++++ Listed records

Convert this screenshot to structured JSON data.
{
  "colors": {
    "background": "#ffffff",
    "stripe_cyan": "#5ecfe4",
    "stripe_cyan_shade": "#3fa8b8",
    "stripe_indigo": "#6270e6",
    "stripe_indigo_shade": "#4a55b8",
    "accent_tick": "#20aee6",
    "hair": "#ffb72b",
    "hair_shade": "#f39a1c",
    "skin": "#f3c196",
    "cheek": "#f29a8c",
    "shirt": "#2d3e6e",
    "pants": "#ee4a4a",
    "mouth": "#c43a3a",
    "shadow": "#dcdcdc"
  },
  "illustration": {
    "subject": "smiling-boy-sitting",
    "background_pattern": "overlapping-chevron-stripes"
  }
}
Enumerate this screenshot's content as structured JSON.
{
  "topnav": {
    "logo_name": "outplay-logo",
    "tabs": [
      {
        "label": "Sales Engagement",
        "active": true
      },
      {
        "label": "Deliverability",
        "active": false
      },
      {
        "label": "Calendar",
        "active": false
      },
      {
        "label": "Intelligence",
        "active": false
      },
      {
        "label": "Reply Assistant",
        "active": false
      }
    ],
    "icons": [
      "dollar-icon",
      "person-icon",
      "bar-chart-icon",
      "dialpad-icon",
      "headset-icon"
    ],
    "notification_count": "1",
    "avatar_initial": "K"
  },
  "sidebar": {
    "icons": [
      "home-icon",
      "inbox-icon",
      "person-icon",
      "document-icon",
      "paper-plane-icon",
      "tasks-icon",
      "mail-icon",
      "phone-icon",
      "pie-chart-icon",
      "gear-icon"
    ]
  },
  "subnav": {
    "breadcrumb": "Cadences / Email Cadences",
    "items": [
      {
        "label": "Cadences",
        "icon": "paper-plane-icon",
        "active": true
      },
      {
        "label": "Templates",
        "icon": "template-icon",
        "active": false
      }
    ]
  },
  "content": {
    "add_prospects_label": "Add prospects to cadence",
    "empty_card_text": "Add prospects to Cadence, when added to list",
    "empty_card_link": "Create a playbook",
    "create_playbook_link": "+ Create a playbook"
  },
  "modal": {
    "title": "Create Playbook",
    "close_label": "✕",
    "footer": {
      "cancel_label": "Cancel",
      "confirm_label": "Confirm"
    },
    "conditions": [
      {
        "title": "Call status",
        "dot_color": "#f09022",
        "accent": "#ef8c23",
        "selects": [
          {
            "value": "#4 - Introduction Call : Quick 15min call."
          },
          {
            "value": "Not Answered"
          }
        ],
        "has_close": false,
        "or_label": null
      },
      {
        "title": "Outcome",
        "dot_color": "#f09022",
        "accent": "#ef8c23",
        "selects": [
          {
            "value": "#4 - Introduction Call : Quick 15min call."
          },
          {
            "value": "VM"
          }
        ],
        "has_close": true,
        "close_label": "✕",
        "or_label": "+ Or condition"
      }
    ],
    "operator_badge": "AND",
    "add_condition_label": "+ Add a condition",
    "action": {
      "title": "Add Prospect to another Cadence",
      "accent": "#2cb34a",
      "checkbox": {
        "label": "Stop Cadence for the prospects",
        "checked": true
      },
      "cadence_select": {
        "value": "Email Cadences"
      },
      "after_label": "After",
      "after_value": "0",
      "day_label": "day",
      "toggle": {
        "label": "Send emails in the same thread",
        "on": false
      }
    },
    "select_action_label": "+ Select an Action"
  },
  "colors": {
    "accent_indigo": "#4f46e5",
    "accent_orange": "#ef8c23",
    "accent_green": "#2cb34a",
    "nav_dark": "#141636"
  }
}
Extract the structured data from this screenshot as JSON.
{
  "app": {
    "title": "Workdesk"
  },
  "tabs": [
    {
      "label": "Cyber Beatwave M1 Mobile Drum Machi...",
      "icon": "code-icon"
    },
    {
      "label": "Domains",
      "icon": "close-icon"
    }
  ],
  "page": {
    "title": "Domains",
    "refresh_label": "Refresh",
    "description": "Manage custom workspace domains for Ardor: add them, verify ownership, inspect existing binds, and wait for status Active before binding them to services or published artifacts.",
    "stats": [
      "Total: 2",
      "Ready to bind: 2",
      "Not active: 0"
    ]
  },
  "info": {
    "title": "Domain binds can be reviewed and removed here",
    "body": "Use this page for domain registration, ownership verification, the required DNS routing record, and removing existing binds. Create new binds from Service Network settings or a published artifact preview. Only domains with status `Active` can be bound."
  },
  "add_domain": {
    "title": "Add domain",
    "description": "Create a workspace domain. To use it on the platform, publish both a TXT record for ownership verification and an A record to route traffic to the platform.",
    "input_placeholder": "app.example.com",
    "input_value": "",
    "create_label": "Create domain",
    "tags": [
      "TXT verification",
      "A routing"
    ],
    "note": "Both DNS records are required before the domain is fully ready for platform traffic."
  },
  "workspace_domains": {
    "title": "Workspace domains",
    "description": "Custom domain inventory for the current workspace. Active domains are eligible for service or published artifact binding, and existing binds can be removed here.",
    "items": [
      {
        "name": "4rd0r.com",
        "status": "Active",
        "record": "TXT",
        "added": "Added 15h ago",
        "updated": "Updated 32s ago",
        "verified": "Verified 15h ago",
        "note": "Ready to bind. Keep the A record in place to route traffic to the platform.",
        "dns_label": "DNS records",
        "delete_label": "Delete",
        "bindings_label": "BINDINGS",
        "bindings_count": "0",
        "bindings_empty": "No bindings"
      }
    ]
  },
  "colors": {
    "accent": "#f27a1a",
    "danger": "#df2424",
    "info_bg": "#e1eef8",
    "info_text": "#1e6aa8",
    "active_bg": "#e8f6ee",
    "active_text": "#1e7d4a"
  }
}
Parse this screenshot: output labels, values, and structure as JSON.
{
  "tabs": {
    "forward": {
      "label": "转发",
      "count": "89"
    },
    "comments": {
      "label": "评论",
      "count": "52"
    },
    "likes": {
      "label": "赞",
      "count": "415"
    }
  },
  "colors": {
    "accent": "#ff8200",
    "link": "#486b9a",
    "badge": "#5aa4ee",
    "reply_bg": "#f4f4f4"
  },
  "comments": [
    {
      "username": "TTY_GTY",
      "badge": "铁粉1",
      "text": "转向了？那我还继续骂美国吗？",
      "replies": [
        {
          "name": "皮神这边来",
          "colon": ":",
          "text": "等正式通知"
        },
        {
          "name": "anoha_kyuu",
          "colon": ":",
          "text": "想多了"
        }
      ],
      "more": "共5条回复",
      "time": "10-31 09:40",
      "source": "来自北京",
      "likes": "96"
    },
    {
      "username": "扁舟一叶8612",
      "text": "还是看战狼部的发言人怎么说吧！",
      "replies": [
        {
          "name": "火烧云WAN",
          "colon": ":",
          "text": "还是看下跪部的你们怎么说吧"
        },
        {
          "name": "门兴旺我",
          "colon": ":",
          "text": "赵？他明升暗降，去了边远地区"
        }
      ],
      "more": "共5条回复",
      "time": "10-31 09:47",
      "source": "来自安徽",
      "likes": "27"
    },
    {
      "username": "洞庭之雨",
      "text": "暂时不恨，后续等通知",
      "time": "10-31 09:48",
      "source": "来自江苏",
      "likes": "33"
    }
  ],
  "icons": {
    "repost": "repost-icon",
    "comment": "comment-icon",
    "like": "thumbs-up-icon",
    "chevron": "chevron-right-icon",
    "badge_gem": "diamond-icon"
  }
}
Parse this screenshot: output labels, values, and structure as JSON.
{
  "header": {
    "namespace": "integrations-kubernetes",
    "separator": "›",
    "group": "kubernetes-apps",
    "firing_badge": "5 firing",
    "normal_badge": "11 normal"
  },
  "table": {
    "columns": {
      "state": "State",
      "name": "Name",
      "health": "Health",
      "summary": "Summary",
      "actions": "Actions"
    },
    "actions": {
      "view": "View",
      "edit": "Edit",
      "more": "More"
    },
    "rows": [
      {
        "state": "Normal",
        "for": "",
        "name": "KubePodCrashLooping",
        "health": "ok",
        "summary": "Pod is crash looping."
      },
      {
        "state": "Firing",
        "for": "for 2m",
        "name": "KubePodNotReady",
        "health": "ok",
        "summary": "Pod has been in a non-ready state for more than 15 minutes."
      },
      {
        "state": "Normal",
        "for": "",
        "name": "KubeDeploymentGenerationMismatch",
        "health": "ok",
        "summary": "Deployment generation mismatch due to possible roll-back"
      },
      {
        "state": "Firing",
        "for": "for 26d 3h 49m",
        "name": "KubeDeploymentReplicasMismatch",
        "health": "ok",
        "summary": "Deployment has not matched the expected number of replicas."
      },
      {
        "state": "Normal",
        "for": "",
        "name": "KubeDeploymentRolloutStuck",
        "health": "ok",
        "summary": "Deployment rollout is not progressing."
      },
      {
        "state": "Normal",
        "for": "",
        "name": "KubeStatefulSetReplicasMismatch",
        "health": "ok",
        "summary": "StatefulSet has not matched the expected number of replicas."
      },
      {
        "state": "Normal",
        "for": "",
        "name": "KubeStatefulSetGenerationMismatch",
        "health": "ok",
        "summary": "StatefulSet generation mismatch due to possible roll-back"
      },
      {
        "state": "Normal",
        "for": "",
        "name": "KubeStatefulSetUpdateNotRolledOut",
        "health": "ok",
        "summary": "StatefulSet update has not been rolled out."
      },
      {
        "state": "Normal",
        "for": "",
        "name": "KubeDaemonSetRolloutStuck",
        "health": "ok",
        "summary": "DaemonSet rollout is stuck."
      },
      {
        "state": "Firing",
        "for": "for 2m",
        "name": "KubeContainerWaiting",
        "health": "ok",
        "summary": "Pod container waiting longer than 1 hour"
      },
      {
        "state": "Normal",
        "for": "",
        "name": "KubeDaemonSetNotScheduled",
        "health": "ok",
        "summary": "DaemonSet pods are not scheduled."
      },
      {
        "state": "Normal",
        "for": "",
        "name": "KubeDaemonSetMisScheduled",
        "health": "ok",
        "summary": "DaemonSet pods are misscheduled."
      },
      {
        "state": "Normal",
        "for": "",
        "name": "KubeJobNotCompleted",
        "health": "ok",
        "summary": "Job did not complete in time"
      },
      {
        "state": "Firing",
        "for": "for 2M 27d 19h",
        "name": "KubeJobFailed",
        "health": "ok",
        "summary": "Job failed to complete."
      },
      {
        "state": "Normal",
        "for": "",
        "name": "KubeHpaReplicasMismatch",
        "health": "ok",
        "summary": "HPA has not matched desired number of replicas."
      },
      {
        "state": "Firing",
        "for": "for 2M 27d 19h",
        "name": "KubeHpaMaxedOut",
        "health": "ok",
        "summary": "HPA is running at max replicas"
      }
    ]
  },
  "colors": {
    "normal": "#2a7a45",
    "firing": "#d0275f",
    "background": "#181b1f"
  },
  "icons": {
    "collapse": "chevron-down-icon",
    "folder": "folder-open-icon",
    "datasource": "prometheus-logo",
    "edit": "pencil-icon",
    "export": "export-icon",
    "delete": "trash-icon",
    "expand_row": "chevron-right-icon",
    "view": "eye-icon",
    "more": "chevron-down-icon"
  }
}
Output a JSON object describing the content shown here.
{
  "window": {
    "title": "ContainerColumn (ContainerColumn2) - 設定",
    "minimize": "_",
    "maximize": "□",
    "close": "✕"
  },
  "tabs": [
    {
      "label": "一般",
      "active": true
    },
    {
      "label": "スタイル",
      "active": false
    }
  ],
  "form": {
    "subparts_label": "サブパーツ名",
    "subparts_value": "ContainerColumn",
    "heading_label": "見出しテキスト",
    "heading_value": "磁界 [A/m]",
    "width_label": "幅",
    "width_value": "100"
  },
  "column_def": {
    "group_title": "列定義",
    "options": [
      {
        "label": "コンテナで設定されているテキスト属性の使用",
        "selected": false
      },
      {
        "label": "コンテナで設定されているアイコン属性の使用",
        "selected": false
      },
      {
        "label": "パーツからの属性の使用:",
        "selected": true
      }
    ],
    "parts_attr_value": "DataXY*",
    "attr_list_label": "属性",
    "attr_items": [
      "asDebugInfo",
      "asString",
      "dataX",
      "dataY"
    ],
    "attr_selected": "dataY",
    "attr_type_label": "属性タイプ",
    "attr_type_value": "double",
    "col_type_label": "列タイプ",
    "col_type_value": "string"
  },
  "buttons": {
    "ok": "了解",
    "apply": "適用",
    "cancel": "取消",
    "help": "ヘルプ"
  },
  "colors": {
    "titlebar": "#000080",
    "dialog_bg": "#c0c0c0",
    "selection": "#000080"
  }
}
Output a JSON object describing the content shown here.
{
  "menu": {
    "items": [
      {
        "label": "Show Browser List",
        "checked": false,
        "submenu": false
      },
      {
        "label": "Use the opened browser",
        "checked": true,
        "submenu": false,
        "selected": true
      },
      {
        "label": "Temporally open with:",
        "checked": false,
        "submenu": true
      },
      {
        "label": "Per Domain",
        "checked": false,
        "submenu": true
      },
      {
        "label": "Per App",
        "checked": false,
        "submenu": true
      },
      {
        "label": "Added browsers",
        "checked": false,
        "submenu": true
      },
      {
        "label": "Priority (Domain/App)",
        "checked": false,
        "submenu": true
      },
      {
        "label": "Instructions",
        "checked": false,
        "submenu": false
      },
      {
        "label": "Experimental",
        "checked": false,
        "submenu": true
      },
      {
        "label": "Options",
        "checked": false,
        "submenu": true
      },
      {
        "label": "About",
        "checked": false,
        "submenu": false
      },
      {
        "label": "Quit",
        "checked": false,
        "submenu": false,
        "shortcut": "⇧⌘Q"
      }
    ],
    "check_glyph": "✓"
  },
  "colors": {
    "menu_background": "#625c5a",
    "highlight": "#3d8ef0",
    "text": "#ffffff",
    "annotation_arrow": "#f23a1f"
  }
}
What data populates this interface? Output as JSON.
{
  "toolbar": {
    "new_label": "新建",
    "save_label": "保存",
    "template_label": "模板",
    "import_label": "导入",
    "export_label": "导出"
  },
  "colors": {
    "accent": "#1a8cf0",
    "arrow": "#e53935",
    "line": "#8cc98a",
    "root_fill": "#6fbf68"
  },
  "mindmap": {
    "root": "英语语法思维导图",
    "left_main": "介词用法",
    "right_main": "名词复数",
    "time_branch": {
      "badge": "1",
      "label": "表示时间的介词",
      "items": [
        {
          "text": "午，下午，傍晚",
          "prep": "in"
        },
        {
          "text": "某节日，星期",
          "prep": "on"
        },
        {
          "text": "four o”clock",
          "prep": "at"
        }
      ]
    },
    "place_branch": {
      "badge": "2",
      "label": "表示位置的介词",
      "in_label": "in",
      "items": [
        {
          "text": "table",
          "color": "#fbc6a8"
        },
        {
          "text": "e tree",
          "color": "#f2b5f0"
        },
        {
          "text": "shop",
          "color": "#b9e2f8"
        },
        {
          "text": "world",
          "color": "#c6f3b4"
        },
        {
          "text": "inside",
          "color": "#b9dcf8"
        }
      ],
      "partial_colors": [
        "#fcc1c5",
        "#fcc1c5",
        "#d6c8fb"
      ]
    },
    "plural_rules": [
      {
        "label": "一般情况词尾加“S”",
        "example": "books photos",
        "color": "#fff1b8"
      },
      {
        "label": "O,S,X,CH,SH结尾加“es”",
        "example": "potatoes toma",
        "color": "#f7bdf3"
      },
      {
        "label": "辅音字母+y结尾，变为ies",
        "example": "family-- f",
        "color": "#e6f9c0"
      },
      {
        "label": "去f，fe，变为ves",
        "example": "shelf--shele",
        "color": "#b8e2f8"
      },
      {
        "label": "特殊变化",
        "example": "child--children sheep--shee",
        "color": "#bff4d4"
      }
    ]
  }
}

++++++++

## What the task requires:
Look through the data and show every line containing "structured".

## Completed exercise:
Convert this screenshot to structured JSON data.
Enumerate this screenshot's content as structured JSON.
Extract the structured data from this screenshot as JSON.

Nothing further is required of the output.